> _Requirements_:
Please transcribe the listing below in full and word for word, without its pictures.
- - - - -
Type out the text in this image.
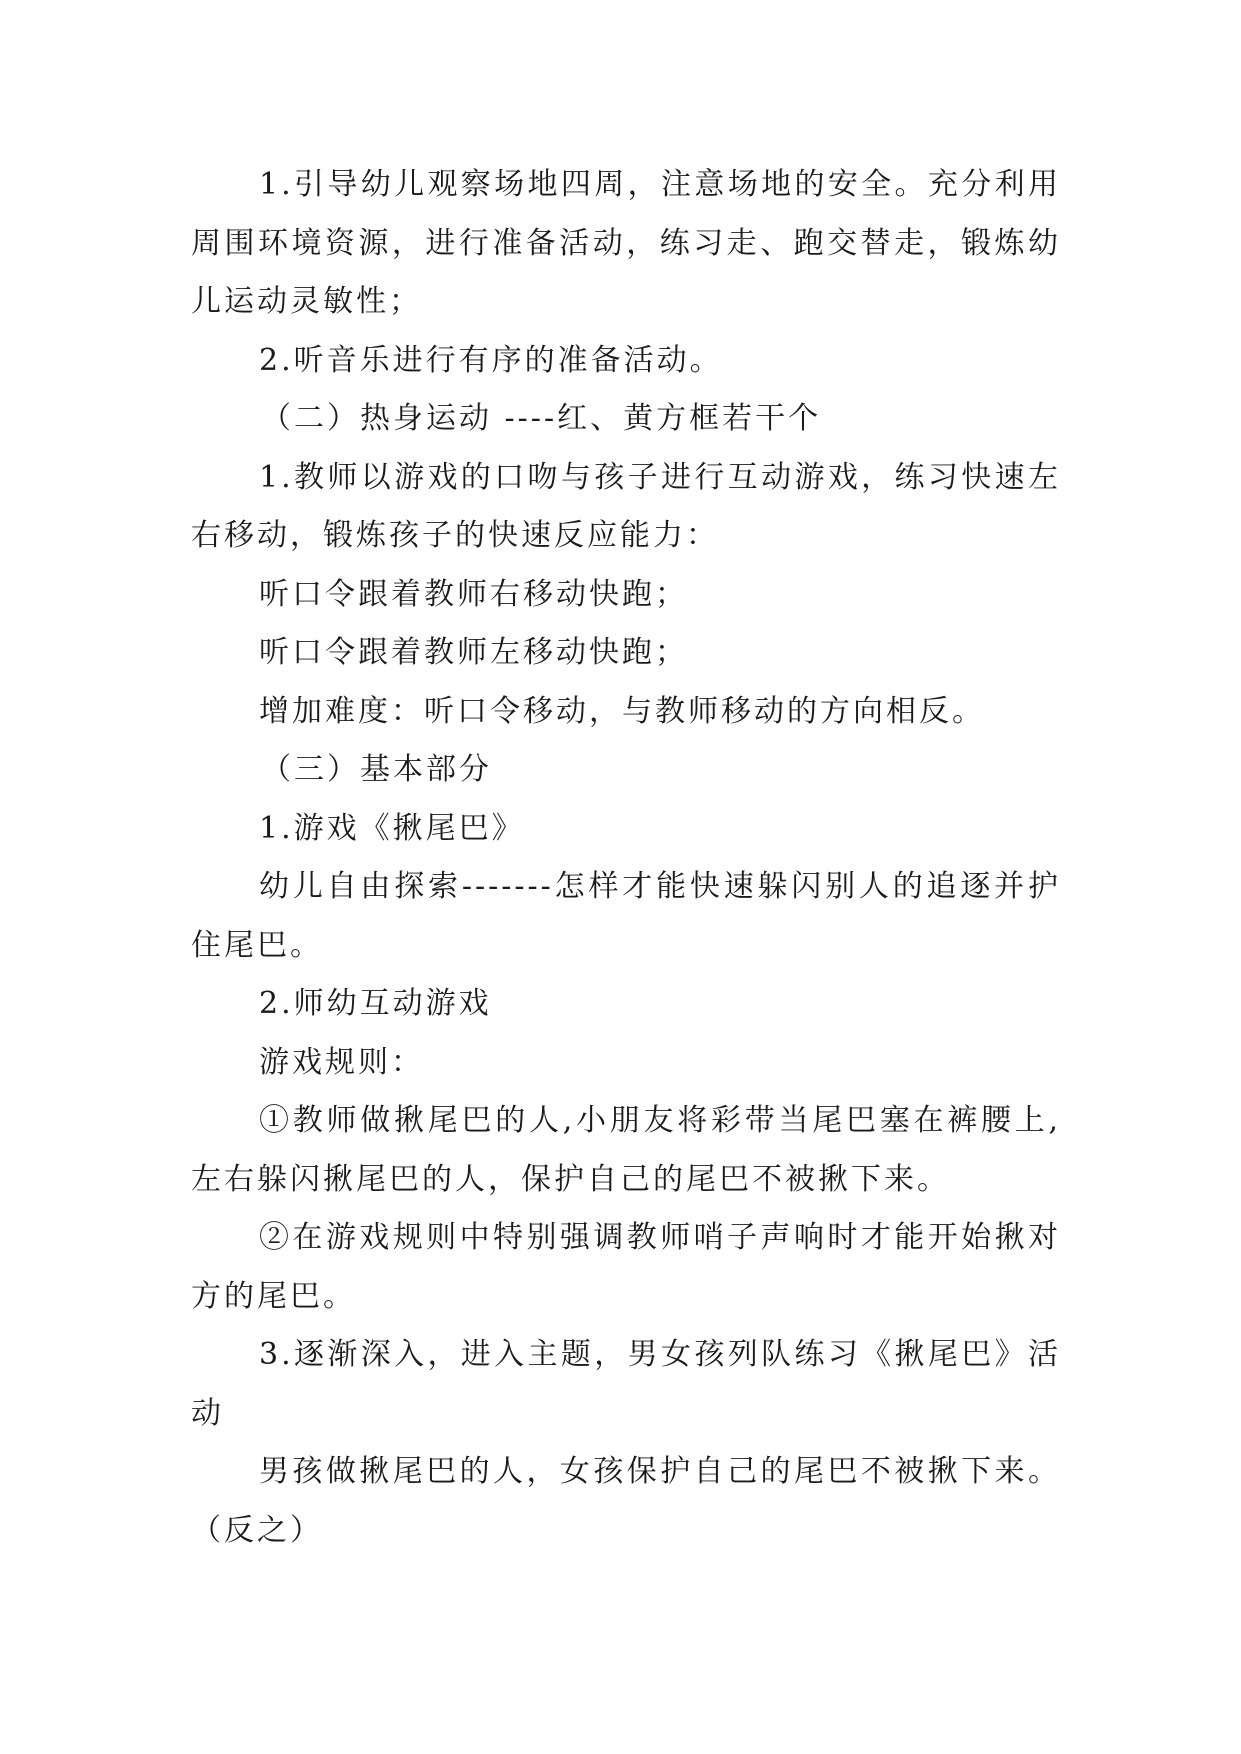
1.引导幼儿观察场地四周，注意场地的安全。充分利用周围环境资源，进行准备活动，练习走、跑交替走，锻炼幼儿运动灵敏性；

2.听音乐进行有序的准备活动。

（二）热身运动 ----红、黄方框若干个

1.教师以游戏的口吻与孩子进行互动游戏，练习快速左右移动，锻炼孩子的快速反应能力：

听口令跟着教师右移动快跑；

听口令跟着教师左移动快跑；

增加难度：听口令移动，与教师移动的方向相反。

（三）基本部分

1.游戏《揪尾巴》

幼儿自由探索-------怎样才能快速躲闪别人的追逐并护住尾巴。

2.师幼互动游戏

游戏规则：

①教师做揪尾巴的人,小朋友将彩带当尾巴塞在裤腰上,左右躲闪揪尾巴的人，保护自己的尾巴不被揪下来。

②在游戏规则中特别强调教师哨子声响时才能开始揪对方的尾巴。

3.逐渐深入，进入主题，男女孩列队练习《揪尾巴》活动

男孩做揪尾巴的人，女孩保护自己的尾巴不被揪下来。（反之）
- - - - -
> _Exercise output_:
Type out the text in this image.
1.引导幼儿观察场地四周，注意场地的安全。充分利用周围环境资源，进行准备活动，练习走、跑交替走，锻炼幼儿运动灵敏性；

2.听音乐进行有序的准备活动。

（二）热身运动 ----红、黄方框若干个

1.教师以游戏的口吻与孩子进行互动游戏，练习快速左右移动，锻炼孩子的快速反应能力：

听口令跟着教师右移动快跑；

听口令跟着教师左移动快跑；

增加难度：听口令移动，与教师移动的方向相反。

（三）基本部分

1.游戏《揪尾巴》

幼儿自由探索-------怎样才能快速躲闪别人的追逐并护住尾巴。

2.师幼互动游戏

游戏规则：

①教师做揪尾巴的人,小朋友将彩带当尾巴塞在裤腰上,左右躲闪揪尾巴的人，保护自己的尾巴不被揪下来。

②在游戏规则中特别强调教师哨子声响时才能开始揪对方的尾巴。

3.逐渐深入，进入主题，男女孩列队练习《揪尾巴》活动

男孩做揪尾巴的人，女孩保护自己的尾巴不被揪下来。（反之）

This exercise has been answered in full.